Problem details - Count the lines of the listing below that contain the string "Lobotka" with case matching exactly. Reply with the number alone.

Supplied data -
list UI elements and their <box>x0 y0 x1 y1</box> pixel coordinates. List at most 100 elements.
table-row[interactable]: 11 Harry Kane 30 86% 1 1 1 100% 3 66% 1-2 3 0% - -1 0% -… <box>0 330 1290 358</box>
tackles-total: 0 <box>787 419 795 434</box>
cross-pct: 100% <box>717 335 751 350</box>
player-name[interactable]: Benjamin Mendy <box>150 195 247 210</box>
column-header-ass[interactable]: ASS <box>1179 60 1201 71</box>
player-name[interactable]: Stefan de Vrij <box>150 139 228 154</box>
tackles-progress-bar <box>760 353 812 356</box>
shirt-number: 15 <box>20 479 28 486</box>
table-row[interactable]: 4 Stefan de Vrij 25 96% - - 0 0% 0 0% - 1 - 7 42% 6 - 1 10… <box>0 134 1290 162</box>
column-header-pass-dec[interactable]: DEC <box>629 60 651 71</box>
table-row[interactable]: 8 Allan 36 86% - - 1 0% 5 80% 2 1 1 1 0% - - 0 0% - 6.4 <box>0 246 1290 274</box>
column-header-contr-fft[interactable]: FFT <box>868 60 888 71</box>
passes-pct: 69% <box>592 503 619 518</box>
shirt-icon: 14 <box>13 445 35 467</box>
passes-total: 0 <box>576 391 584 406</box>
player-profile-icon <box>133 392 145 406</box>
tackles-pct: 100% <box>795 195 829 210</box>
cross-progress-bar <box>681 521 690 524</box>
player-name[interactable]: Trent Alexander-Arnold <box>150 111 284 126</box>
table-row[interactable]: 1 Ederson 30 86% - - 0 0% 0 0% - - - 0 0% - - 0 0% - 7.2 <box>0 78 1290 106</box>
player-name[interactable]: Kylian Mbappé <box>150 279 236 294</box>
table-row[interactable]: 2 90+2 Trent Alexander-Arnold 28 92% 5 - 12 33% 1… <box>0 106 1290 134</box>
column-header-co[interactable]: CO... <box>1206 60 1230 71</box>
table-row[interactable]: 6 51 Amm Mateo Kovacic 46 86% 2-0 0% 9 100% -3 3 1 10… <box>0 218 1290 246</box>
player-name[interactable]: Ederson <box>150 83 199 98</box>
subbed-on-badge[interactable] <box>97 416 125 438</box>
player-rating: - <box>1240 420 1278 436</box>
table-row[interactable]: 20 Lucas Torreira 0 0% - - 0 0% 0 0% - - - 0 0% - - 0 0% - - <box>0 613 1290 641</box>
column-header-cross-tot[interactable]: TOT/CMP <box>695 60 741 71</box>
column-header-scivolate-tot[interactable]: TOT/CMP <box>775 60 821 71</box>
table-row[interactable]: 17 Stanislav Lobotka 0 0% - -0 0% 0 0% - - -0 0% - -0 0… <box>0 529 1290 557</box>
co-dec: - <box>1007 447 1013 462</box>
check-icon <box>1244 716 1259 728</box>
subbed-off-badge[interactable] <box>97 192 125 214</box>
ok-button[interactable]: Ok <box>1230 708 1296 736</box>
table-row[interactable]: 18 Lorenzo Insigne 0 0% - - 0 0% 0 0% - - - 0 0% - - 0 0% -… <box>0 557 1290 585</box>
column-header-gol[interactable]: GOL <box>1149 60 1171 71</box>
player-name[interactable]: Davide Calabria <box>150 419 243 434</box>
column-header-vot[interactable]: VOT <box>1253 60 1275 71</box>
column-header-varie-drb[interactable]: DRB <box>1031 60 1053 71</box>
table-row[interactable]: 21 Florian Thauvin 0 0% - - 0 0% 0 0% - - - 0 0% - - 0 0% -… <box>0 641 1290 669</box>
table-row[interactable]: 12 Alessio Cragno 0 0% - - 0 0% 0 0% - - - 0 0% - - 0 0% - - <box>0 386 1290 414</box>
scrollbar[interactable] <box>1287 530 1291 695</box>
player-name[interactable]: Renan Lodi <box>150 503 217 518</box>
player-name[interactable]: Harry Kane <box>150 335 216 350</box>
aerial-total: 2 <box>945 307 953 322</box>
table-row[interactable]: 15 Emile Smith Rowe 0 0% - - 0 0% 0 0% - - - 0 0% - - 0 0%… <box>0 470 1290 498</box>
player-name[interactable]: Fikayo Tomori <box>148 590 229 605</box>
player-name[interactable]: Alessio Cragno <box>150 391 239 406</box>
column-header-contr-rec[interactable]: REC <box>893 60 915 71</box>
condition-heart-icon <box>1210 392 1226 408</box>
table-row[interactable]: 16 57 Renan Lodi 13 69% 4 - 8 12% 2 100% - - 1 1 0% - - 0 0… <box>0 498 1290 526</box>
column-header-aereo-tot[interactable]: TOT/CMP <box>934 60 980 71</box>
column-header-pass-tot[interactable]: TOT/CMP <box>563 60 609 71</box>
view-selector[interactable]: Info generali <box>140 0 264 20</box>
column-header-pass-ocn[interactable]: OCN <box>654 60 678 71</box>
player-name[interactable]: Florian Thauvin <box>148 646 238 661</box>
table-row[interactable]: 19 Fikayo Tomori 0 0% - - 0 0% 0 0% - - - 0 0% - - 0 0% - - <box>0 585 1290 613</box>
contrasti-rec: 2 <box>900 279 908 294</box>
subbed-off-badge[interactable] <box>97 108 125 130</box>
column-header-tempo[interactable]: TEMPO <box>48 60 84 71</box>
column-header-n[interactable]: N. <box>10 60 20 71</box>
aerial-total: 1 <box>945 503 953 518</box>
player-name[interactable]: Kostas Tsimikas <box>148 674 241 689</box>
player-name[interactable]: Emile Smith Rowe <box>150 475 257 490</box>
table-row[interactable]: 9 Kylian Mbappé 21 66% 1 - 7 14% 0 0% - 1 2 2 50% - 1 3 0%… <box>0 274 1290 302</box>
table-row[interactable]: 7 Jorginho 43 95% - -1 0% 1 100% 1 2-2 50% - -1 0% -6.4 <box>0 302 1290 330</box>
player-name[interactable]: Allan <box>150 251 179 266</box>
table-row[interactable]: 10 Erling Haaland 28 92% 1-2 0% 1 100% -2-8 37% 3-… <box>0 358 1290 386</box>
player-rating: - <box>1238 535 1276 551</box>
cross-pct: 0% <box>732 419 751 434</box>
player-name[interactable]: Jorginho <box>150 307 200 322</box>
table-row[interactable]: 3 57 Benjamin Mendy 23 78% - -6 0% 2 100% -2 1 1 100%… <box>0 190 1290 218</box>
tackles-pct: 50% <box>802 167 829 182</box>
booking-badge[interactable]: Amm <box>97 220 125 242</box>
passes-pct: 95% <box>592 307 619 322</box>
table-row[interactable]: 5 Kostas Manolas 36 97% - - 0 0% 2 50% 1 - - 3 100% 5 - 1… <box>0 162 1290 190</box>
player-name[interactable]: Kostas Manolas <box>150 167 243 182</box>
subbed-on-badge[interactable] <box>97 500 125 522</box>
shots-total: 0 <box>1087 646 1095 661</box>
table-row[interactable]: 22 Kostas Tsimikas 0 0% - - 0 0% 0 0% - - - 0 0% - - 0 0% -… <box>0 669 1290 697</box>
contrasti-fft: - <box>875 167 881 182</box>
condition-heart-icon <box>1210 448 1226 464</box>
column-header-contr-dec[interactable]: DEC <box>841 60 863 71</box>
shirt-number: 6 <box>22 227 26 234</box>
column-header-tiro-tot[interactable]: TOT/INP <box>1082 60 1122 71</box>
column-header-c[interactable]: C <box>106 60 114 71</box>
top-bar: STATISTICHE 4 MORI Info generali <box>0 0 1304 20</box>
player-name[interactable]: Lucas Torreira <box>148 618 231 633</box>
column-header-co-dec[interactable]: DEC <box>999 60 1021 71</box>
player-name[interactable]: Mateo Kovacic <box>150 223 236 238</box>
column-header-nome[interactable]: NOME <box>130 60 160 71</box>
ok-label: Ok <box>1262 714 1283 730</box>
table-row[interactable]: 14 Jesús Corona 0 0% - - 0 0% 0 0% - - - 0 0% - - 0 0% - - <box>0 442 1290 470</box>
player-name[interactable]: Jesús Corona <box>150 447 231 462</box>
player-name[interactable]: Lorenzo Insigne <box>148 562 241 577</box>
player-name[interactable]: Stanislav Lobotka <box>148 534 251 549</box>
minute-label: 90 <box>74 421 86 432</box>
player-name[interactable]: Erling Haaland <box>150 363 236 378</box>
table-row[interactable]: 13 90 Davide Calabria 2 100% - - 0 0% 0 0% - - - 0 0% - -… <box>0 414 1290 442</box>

Reply to the exercise - 2